## PROBLEM REQUIREMENTS
Copy each line exactly.

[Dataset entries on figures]
= = = =

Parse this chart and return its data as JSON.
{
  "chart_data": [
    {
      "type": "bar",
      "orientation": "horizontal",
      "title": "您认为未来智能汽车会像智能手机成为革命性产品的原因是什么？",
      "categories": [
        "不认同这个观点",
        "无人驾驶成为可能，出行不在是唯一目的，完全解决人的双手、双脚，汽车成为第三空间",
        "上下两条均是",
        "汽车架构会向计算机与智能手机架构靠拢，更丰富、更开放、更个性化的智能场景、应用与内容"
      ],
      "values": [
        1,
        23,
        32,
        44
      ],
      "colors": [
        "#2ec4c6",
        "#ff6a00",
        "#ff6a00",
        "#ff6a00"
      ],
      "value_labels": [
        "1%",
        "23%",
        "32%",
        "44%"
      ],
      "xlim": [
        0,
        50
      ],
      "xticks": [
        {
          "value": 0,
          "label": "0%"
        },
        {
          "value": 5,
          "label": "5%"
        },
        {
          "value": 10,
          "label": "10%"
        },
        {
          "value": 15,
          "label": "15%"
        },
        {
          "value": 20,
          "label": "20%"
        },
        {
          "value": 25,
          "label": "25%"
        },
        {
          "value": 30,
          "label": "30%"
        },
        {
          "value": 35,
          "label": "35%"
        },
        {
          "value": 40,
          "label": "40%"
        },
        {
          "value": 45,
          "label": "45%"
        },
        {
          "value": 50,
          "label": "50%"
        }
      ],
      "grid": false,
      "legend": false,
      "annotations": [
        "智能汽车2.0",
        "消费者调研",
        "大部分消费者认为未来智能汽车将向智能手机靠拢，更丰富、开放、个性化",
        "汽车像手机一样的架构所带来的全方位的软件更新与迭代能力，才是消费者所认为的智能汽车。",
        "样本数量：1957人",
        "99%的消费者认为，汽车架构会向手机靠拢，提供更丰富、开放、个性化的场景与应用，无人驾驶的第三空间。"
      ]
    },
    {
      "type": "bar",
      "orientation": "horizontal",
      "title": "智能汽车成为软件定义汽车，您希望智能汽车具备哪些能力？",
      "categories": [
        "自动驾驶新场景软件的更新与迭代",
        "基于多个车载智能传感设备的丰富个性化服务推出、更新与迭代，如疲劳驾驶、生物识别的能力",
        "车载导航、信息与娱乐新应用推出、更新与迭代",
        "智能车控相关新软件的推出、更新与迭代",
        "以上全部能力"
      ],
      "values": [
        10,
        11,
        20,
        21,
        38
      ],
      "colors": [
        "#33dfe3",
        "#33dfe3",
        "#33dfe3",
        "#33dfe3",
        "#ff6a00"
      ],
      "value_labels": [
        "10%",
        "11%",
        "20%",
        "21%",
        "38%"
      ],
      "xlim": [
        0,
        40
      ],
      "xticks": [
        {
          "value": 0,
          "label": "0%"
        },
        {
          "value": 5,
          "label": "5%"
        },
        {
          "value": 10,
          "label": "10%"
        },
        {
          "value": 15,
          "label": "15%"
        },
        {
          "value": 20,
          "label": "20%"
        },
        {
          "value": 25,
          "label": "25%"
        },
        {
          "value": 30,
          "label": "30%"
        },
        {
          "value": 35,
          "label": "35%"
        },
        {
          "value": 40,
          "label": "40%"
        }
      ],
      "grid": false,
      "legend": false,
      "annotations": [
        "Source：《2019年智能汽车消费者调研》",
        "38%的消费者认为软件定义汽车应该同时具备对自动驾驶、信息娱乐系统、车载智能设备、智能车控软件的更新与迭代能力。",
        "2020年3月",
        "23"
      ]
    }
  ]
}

= = = =

## EXERCISE SOLUTION
Parse this chart and return its data as JSON.
{
  "chart_data": [
    {
      "type": "bar",
      "orientation": "horizontal",
      "title": "您认为未来智能汽车会像智能手机成为革命性产品的原因是什么？",
      "categories": [
        "不认同这个观点",
        "无人驾驶成为可能，出行不在是唯一目的，完全解决人的双手、双脚，汽车成为第三空间",
        "上下两条均是",
        "汽车架构会向计算机与智能手机架构靠拢，更丰富、更开放、更个性化的智能场景、应用与内容"
      ],
      "values": [
        1,
        23,
        32,
        44
      ],
      "colors": [
        "#2ec4c6",
        "#ff6a00",
        "#ff6a00",
        "#ff6a00"
      ],
      "value_labels": [
        "1%",
        "23%",
        "32%",
        "44%"
      ],
      "xlim": [
        0,
        50
      ],
      "xticks": [
        {
          "value": 0,
          "label": "0%"
        },
        {
          "value": 5,
          "label": "5%"
        },
        {
          "value": 10,
          "label": "10%"
        },
        {
          "value": 15,
          "label": "15%"
        },
        {
          "value": 20,
          "label": "20%"
        },
        {
          "value": 25,
          "label": "25%"
        },
        {
          "value": 30,
          "label": "30%"
        },
        {
          "value": 35,
          "label": "35%"
        },
        {
          "value": 40,
          "label": "40%"
        },
        {
          "value": 45,
          "label": "45%"
        },
        {
          "value": 50,
          "label": "50%"
        }
      ],
      "grid": false,
      "legend": false,
      "annotations": [
        "智能汽车2.0",
        "消费者调研",
        "大部分消费者认为未来智能汽车将向智能手机靠拢，更丰富、开放、个性化",
        "汽车像手机一样的架构所带来的全方位的软件更新与迭代能力，才是消费者所认为的智能汽车。",
        "样本数量：1957人",
        "99%的消费者认为，汽车架构会向手机靠拢，提供更丰富、开放、个性化的场景与应用，无人驾驶的第三空间。"
      ]
    },
    {
      "type": "bar",
      "orientation": "horizontal",
      "title": "智能汽车成为软件定义汽车，您希望智能汽车具备哪些能力？",
      "categories": [
        "自动驾驶新场景软件的更新与迭代",
        "基于多个车载智能传感设备的丰富个性化服务推出、更新与迭代，如疲劳驾驶、生物识别的能力",
        "车载导航、信息与娱乐新应用推出、更新与迭代",
        "智能车控相关新软件的推出、更新与迭代",
        "以上全部能力"
      ],
      "values": [
        10,
        11,
        20,
        21,
        38
      ],
      "colors": [
        "#33dfe3",
        "#33dfe3",
        "#33dfe3",
        "#33dfe3",
        "#ff6a00"
      ],
      "value_labels": [
        "10%",
        "11%",
        "20%",
        "21%",
        "38%"
      ],
      "xlim": [
        0,
        40
      ],
      "xticks": [
        {
          "value": 0,
          "label": "0%"
        },
        {
          "value": 5,
          "label": "5%"
        },
        {
          "value": 10,
          "label": "10%"
        },
        {
          "value": 15,
          "label": "15%"
        },
        {
          "value": 20,
          "label": "20%"
        },
        {
          "value": 25,
          "label": "25%"
        },
        {
          "value": 30,
          "label": "30%"
        },
        {
          "value": 35,
          "label": "35%"
        },
        {
          "value": 40,
          "label": "40%"
        }
      ],
      "grid": false,
      "legend": false,
      "annotations": [
        "Source：《2019年智能汽车消费者调研》",
        "38%的消费者认为软件定义汽车应该同时具备对自动驾驶、信息娱乐系统、车载智能设备、智能车控软件的更新与迭代能力。",
        "2020年3月",
        "23"
      ]
    }
  ]
}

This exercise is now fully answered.